**What needs to be done**
Every record should be copied exactly, except that pictures are to be omitted.

#####

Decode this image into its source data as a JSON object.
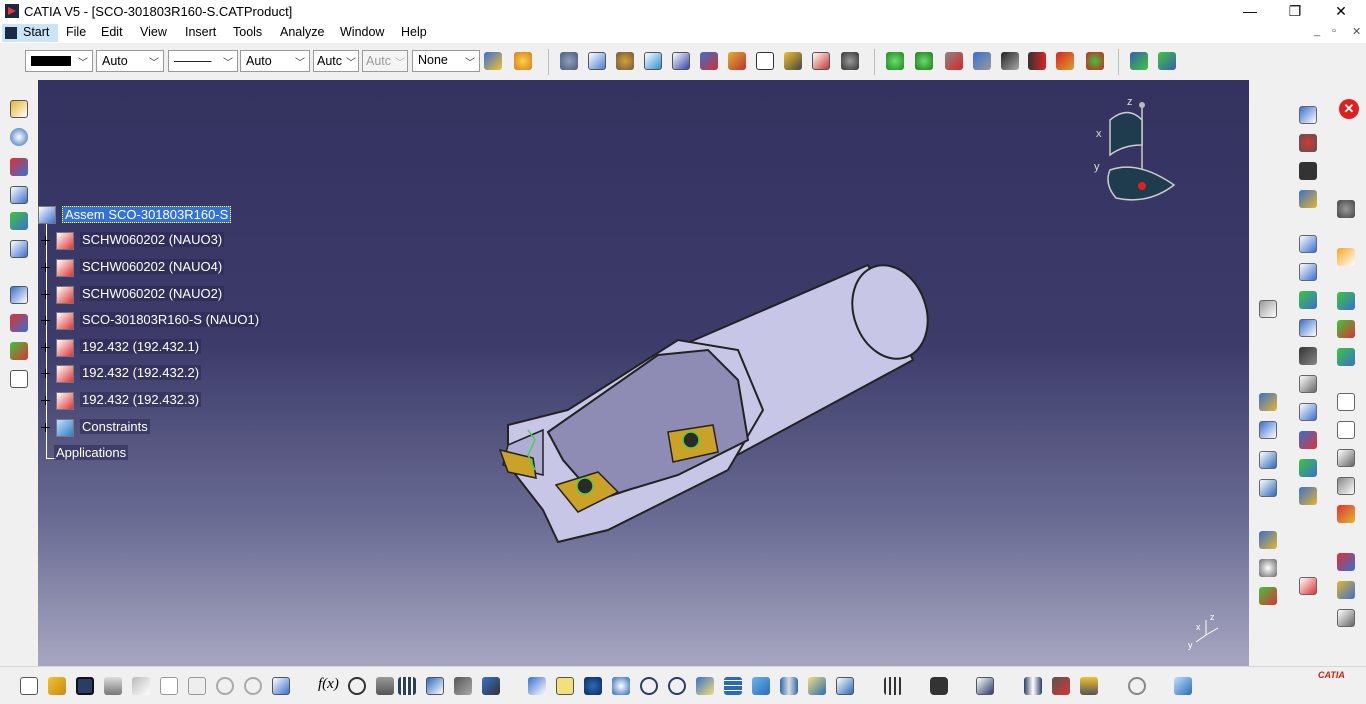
{
  "window": {
    "title": "CATIA V5 - [SCO-301803R160-S.CATProduct]",
    "controls": {
      "minimize": "—",
      "maximize": "❐",
      "close": "✕"
    }
  },
  "menu": {
    "start": "Start",
    "items": [
      "File",
      "Edit",
      "View",
      "Insert",
      "Tools",
      "Analyze",
      "Window",
      "Help"
    ],
    "mdi_controls": {
      "minimize": "_",
      "restore": "▫",
      "close": "✕"
    }
  },
  "properties_toolbar": {
    "color_swatch": "#000000",
    "combos": [
      {
        "name": "color",
        "value": ""
      },
      {
        "name": "transparency",
        "value": "Auto"
      },
      {
        "name": "linetype",
        "value": "———"
      },
      {
        "name": "thickness",
        "value": "Auto"
      },
      {
        "name": "point-symbol",
        "value": "Autc"
      },
      {
        "name": "layer-auto",
        "value": "Autc"
      },
      {
        "name": "layer",
        "value": "None"
      }
    ]
  },
  "tree": {
    "root": "Assem SCO-301803R160-S",
    "children": [
      "SCHW060202 (NAUO3)",
      "SCHW060202 (NAUO4)",
      "SCHW060202 (NAUO2)",
      "SCO-301803R160-S (NAUO1)",
      "192.432 (192.432.1)",
      "192.432 (192.432.2)",
      "192.432 (192.432.3)",
      "Constraints"
    ],
    "applications": "Applications"
  },
  "compass": {
    "x": "x",
    "y": "y",
    "z": "z"
  },
  "mini_axis": {
    "x": "x",
    "y": "y",
    "z": "z"
  },
  "brand": "CATIA",
  "colors": {
    "viewport_top": "#34325f",
    "viewport_bottom": "#a7a7c2",
    "part_body": "#c8c6e6",
    "insert": "#c9a227",
    "tree_selection": "#3372d4"
  }
}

#####

**Correct result**
Decode this image into its source data as a JSON object.
{
  "window": {
    "title": "CATIA V5 - [SCO-301803R160-S.CATProduct]",
    "controls": {
      "minimize": "—",
      "maximize": "❐",
      "close": "✕"
    }
  },
  "menu": {
    "start": "Start",
    "items": [
      "File",
      "Edit",
      "View",
      "Insert",
      "Tools",
      "Analyze",
      "Window",
      "Help"
    ],
    "mdi_controls": {
      "minimize": "_",
      "restore": "▫",
      "close": "✕"
    }
  },
  "properties_toolbar": {
    "color_swatch": "#000000",
    "combos": [
      {
        "name": "color",
        "value": ""
      },
      {
        "name": "transparency",
        "value": "Auto"
      },
      {
        "name": "linetype",
        "value": "———"
      },
      {
        "name": "thickness",
        "value": "Auto"
      },
      {
        "name": "point-symbol",
        "value": "Autc"
      },
      {
        "name": "layer-auto",
        "value": "Autc"
      },
      {
        "name": "layer",
        "value": "None"
      }
    ]
  },
  "tree": {
    "root": "Assem SCO-301803R160-S",
    "children": [
      "SCHW060202 (NAUO3)",
      "SCHW060202 (NAUO4)",
      "SCHW060202 (NAUO2)",
      "SCO-301803R160-S (NAUO1)",
      "192.432 (192.432.1)",
      "192.432 (192.432.2)",
      "192.432 (192.432.3)",
      "Constraints"
    ],
    "applications": "Applications"
  },
  "compass": {
    "x": "x",
    "y": "y",
    "z": "z"
  },
  "mini_axis": {
    "x": "x",
    "y": "y",
    "z": "z"
  },
  "brand": "CATIA",
  "colors": {
    "viewport_top": "#34325f",
    "viewport_bottom": "#a7a7c2",
    "part_body": "#c8c6e6",
    "insert": "#c9a227",
    "tree_selection": "#3372d4"
  }
}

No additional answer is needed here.